### Exercise
Copy out every line exactly, passing over the pictures.
%%
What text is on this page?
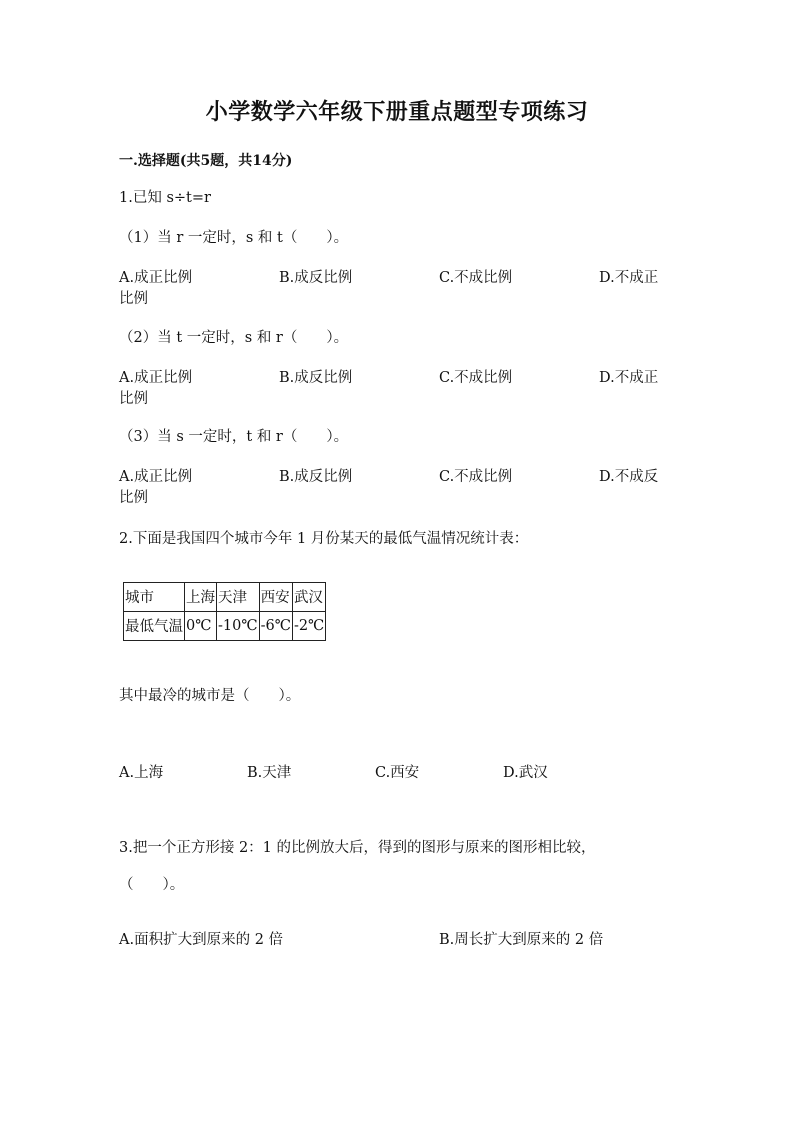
小学数学六年级下册重点题型专项练习
一.选择题(共5题，共14分)
1.已知 s÷t=r
（1）当 r 一定时，s 和 t（　　）。
A.成正比例	B.成反比例	C.不成比例	D.不成正
比例
（2）当 t 一定时，s 和 r（　　）。
A.成正比例	B.成反比例	C.不成比例	D.不成正
比例
（3）当 s 一定时，t 和 r（　　）。
A.成正比例	B.成反比例	C.不成比例	D.不成反
比例
2.下面是我国四个城市今年 1 月份某天的最低气温情况统计表：
城市	上海	天津	西安	武汉
最低气温	0℃	-10℃	-6℃	-2℃
其中最冷的城市是（　　）。
A.上海	B.天津	C.西安	D.武汉
3.把一个正方形接 2：1 的比例放大后，得到的图形与原来的图形相比较，
（　　）。
A.面积扩大到原来的 2 倍	B.周长扩大到原来的 2 倍
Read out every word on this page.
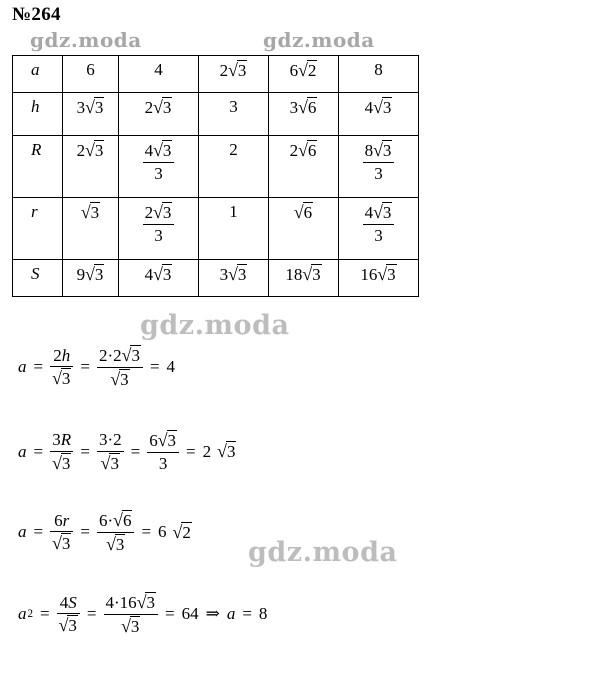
№264
gdz.moda	gdz.moda
a	6	4	2√3	6√2	8
h	3√3	2√3	3	3√6	4√3
R	2√3	$\frac{4√3}{3}$	2	2√6	$\frac{8√3}{3}$

r	√3	$\frac{2√3}{3}$	1	√6	$\frac{4√3}{3}$

S	9√3	4√3	3√3	18√3	16√3
gdz.moda
gdz.moda
$a = \frac{2h}{√3} = \frac{2\cdot 2√3}{√3} = 4$
$a = \frac{3R}{√3} = \frac{3\cdot 2}{√3} = \frac{6√3}{3} = 2$ √3
$a = \frac{6r}{√3} = \frac{6\cdot√6}{√3} = 6$ √2
a $2 = \frac{4S}{√3} = \frac{4\cdot 16√3}{√3} = 64$ ⇒ a = 8
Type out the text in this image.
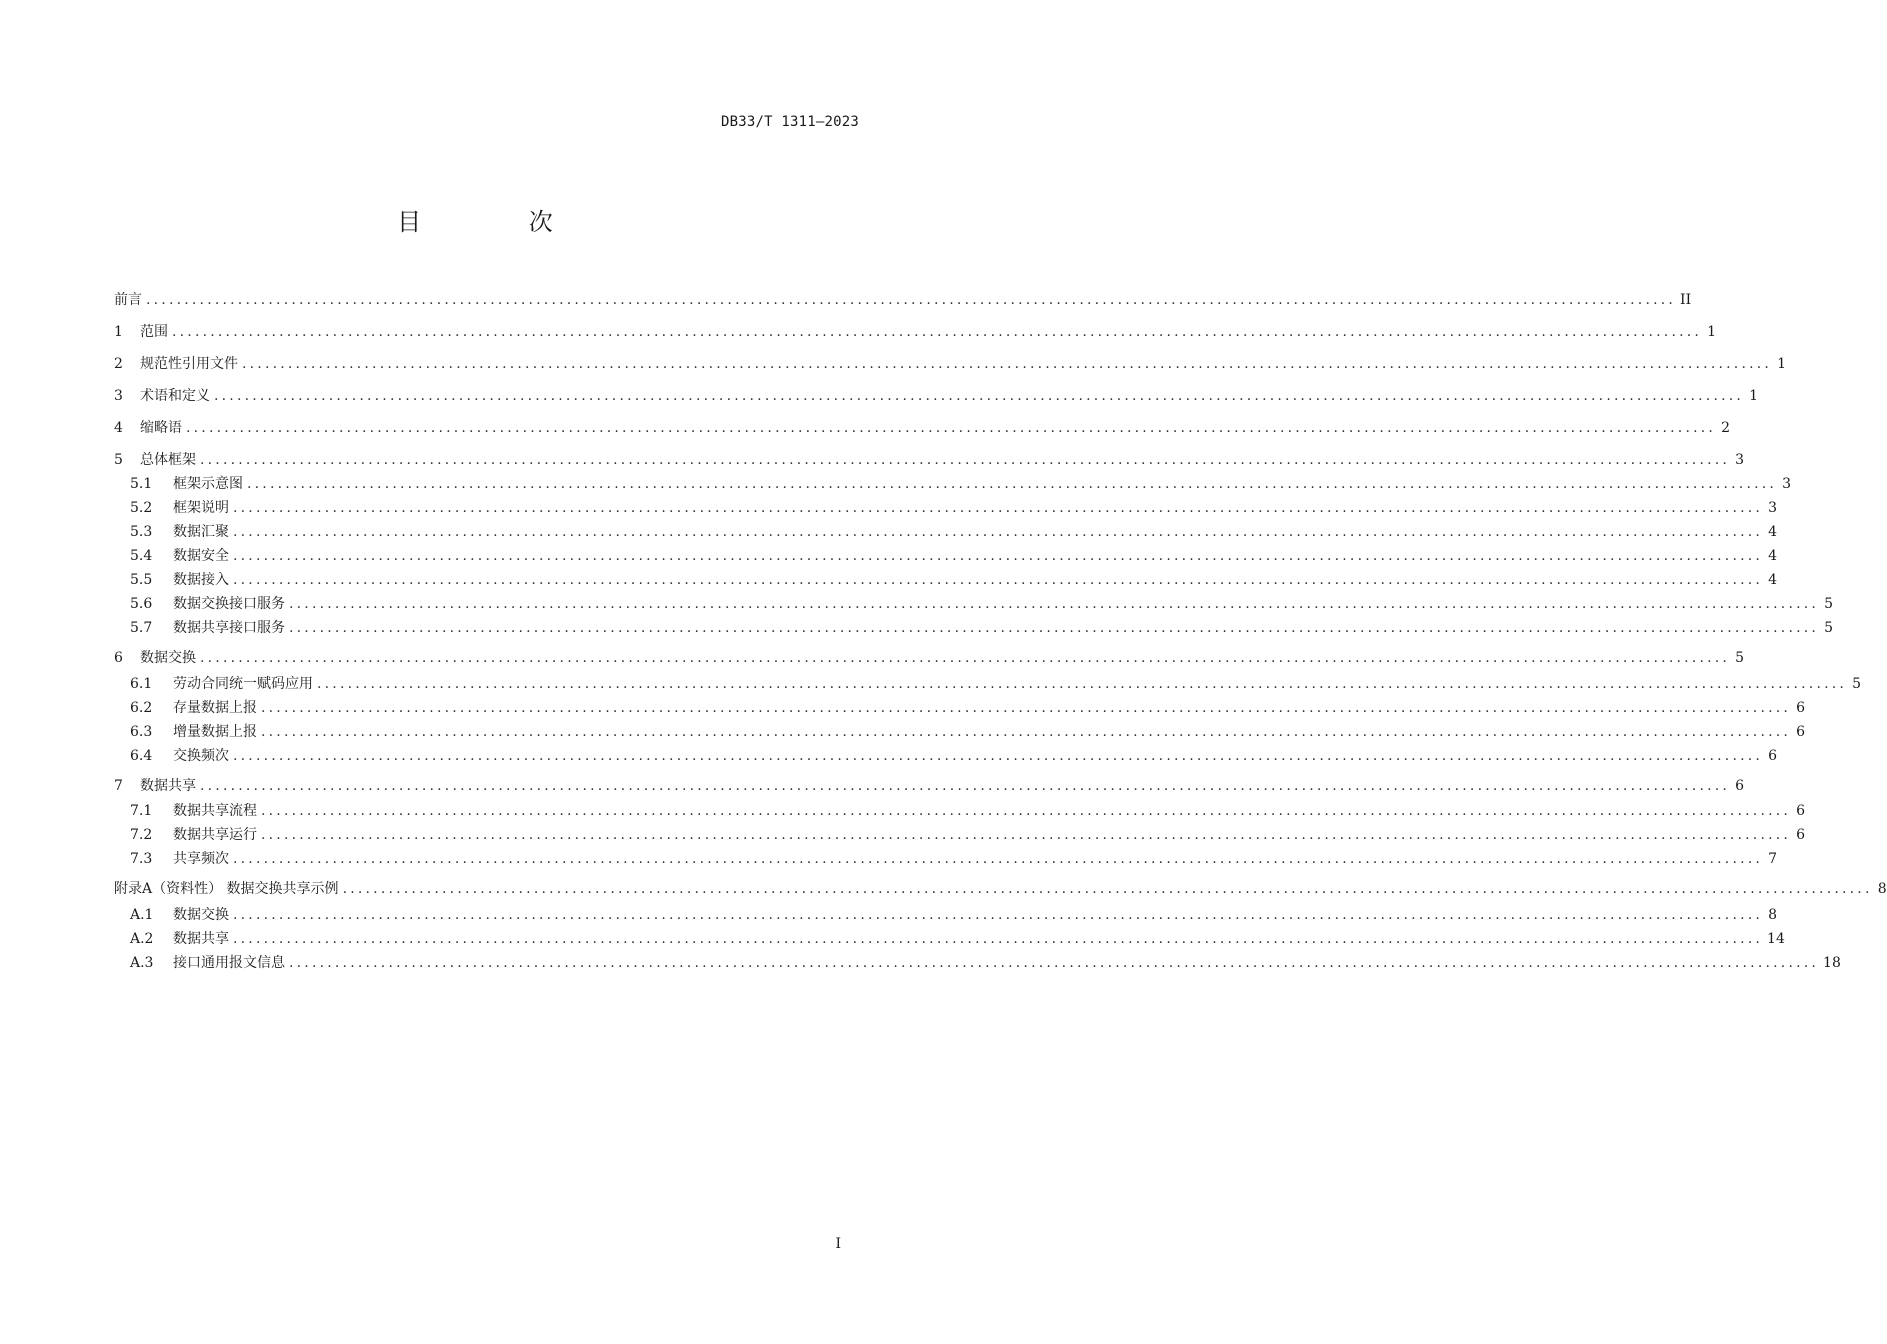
DB33/T 1311—2023
目 次
前言 ........................................................................................................................................................................................................ II
1	范围 ........................................................................................................................................................................................................ 1
2	规范性引用文件 ........................................................................................................................................................................................................ 1
3	术语和定义 ........................................................................................................................................................................................................ 1
4	缩略语 ........................................................................................................................................................................................................ 2
5	总体框架 ........................................................................................................................................................................................................ 3
5.1	框架示意图 ........................................................................................................................................................................................................ 3
5.2	框架说明 ........................................................................................................................................................................................................ 3
5.3	数据汇聚 ........................................................................................................................................................................................................ 4
5.4	数据安全 ........................................................................................................................................................................................................ 4
5.5	数据接入 ........................................................................................................................................................................................................ 4
5.6	数据交换接口服务 ........................................................................................................................................................................................................ 5
5.7	数据共享接口服务 ........................................................................................................................................................................................................ 5
6	数据交换 ........................................................................................................................................................................................................ 5
6.1	劳动合同统一赋码应用 ........................................................................................................................................................................................................ 5
6.2	存量数据上报 ........................................................................................................................................................................................................ 6
6.3	增量数据上报 ........................................................................................................................................................................................................ 6
6.4	交换频次 ........................................................................................................................................................................................................ 6
7	数据共享 ........................................................................................................................................................................................................ 6
7.1	数据共享流程 ........................................................................................................................................................................................................ 6
7.2	数据共享运行 ........................................................................................................................................................................................................ 6
7.3	共享频次 ........................................................................................................................................................................................................ 7
附录A（资料性） 数据交换共享示例 ........................................................................................................................................................................................................ 8
A.1	数据交换 ........................................................................................................................................................................................................ 8
A.2	数据共享 ........................................................................................................................................................................................................ 14
A.3	接口通用报文信息 ........................................................................................................................................................................................................ 18
I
%%
### Response for this exercise
What text is on this page?
小学数学六年级下册重点题型专项练习
一.选择题(共5题，共14分)
1.已知 s÷t=r
（1）当 r 一定时，s 和 t（　　）。
A.成正比例	B.成反比例	C.不成比例	D.不成正
比例
（2）当 t 一定时，s 和 r（　　）。
A.成正比例	B.成反比例	C.不成比例	D.不成正
比例
（3）当 s 一定时，t 和 r（　　）。
A.成正比例	B.成反比例	C.不成比例	D.不成反
比例
2.下面是我国四个城市今年 1 月份某天的最低气温情况统计表：
城市	上海	天津	西安	武汉
最低气温	0℃	-10℃	-6℃	-2℃
其中最冷的城市是（　　）。
A.上海	B.天津	C.西安	D.武汉
3.把一个正方形接 2：1 的比例放大后，得到的图形与原来的图形相比较，
（　　）。
A.面积扩大到原来的 2 倍	B.周长扩大到原来的 2 倍
Read out every word on this page.
№264
gdz.moda	gdz.moda
a	6	4	2√3	6√2	8
h	3√3	2√3	3	3√6	4√3
R	2√3	$\frac{4√3}{3}$	2	2√6	$\frac{8√3}{3}$

r	√3	$\frac{2√3}{3}$	1	√6	$\frac{4√3}{3}$

S	9√3	4√3	3√3	18√3	16√3
gdz.moda
gdz.moda
$a = \frac{2h}{√3} = \frac{2\cdot 2√3}{√3} = 4$
$a = \frac{3R}{√3} = \frac{3\cdot 2}{√3} = \frac{6√3}{3} = 2$ √3
$a = \frac{6r}{√3} = \frac{6\cdot√6}{√3} = 6$ √2
a $2 = \frac{4S}{√3} = \frac{4\cdot 16√3}{√3} = 64$ ⇒ a = 8
Type out the text in this image.
DB33/T 1311—2023
目 次
前言 ........................................................................................................................................................................................................ II
1	范围 ........................................................................................................................................................................................................ 1
2	规范性引用文件 ........................................................................................................................................................................................................ 1
3	术语和定义 ........................................................................................................................................................................................................ 1
4	缩略语 ........................................................................................................................................................................................................ 2
5	总体框架 ........................................................................................................................................................................................................ 3
5.1	框架示意图 ........................................................................................................................................................................................................ 3
5.2	框架说明 ........................................................................................................................................................................................................ 3
5.3	数据汇聚 ........................................................................................................................................................................................................ 4
5.4	数据安全 ........................................................................................................................................................................................................ 4
5.5	数据接入 ........................................................................................................................................................................................................ 4
5.6	数据交换接口服务 ........................................................................................................................................................................................................ 5
5.7	数据共享接口服务 ........................................................................................................................................................................................................ 5
6	数据交换 ........................................................................................................................................................................................................ 5
6.1	劳动合同统一赋码应用 ........................................................................................................................................................................................................ 5
6.2	存量数据上报 ........................................................................................................................................................................................................ 6
6.3	增量数据上报 ........................................................................................................................................................................................................ 6
6.4	交换频次 ........................................................................................................................................................................................................ 6
7	数据共享 ........................................................................................................................................................................................................ 6
7.1	数据共享流程 ........................................................................................................................................................................................................ 6
7.2	数据共享运行 ........................................................................................................................................................................................................ 6
7.3	共享频次 ........................................................................................................................................................................................................ 7
附录A（资料性） 数据交换共享示例 ........................................................................................................................................................................................................ 8
A.1	数据交换 ........................................................................................................................................................................................................ 8
A.2	数据共享 ........................................................................................................................................................................................................ 14
A.3	接口通用报文信息 ........................................................................................................................................................................................................ 18
I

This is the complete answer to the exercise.